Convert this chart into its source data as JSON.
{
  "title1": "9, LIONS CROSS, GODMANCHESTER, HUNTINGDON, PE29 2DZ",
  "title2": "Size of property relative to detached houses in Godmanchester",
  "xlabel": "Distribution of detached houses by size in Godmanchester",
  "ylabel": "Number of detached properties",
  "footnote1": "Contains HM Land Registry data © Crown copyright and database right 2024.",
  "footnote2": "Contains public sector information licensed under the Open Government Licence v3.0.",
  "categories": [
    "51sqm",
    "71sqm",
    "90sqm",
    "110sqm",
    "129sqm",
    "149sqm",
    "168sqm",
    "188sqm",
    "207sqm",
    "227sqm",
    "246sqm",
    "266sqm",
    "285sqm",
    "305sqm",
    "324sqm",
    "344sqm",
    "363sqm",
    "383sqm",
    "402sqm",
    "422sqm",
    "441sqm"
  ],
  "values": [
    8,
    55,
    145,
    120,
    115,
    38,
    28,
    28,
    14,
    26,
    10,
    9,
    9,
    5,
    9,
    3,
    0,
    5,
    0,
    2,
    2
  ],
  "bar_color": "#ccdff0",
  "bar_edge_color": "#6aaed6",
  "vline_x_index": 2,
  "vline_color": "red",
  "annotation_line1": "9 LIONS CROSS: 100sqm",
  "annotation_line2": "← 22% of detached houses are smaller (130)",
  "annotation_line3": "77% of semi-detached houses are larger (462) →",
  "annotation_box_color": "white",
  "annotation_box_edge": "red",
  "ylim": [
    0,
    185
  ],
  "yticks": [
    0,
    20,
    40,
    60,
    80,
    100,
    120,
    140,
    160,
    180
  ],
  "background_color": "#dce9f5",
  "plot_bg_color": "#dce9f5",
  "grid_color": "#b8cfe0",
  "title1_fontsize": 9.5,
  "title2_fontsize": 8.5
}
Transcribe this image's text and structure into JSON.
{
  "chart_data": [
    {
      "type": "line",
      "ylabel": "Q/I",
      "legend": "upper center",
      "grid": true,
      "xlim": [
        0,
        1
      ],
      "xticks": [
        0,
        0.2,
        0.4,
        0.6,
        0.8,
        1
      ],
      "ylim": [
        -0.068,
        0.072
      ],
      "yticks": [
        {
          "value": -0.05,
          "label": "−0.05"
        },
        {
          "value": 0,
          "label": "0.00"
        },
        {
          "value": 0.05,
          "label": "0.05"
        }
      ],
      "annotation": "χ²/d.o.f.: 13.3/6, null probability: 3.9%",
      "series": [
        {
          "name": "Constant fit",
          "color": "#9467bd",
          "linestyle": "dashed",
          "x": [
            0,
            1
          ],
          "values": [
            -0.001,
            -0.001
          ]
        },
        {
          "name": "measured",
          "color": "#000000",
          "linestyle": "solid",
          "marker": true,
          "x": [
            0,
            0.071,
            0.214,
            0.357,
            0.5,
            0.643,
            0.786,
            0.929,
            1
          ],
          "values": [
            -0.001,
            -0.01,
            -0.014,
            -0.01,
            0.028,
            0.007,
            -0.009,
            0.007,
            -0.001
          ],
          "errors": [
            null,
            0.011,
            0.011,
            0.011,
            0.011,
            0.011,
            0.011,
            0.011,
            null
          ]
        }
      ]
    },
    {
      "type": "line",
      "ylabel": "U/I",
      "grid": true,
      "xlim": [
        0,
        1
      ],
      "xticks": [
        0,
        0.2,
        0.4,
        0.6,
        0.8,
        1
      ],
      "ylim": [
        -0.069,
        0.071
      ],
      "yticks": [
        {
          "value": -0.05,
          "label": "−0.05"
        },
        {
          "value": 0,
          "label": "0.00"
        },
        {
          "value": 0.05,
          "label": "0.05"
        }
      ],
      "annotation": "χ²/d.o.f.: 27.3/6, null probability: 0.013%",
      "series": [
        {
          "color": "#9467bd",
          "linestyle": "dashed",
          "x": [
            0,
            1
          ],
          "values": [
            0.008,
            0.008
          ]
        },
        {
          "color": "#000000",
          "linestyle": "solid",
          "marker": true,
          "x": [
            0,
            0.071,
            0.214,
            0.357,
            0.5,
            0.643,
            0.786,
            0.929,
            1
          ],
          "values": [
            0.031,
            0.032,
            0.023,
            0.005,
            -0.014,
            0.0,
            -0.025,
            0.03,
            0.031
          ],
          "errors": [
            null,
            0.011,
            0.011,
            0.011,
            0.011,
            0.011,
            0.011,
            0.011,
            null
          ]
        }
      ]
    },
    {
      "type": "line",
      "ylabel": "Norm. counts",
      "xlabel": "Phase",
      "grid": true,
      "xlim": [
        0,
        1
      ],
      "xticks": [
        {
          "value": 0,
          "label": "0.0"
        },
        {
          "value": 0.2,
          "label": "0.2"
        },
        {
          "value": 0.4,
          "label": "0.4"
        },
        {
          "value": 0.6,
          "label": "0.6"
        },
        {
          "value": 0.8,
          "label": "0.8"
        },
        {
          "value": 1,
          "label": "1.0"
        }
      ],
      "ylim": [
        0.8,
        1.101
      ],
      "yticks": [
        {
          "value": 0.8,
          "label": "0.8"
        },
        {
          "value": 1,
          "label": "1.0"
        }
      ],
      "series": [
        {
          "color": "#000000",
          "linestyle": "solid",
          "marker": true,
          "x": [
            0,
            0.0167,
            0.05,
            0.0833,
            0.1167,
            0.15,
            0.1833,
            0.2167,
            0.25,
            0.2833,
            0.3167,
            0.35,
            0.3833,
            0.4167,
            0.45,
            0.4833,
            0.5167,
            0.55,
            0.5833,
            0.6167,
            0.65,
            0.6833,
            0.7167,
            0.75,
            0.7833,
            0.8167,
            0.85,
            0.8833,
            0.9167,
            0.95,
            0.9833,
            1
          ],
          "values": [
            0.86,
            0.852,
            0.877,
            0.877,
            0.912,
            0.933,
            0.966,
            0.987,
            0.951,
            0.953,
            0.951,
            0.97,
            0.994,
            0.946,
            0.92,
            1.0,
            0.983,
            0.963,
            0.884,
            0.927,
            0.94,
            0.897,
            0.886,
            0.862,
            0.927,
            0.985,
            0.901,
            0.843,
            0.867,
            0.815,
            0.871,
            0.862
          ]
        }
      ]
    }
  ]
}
━━━━━━━━━━━━━━━━━━━━━━━━━━━━━━
All lines holding the word "ylabel" should be picked out and copied.

**EXERCISE RESPONSE:**
  "ylabel": "Number of detached properties",
      "ylabel": "Q/I",
      "ylabel": "U/I",
      "ylabel": "Norm. counts",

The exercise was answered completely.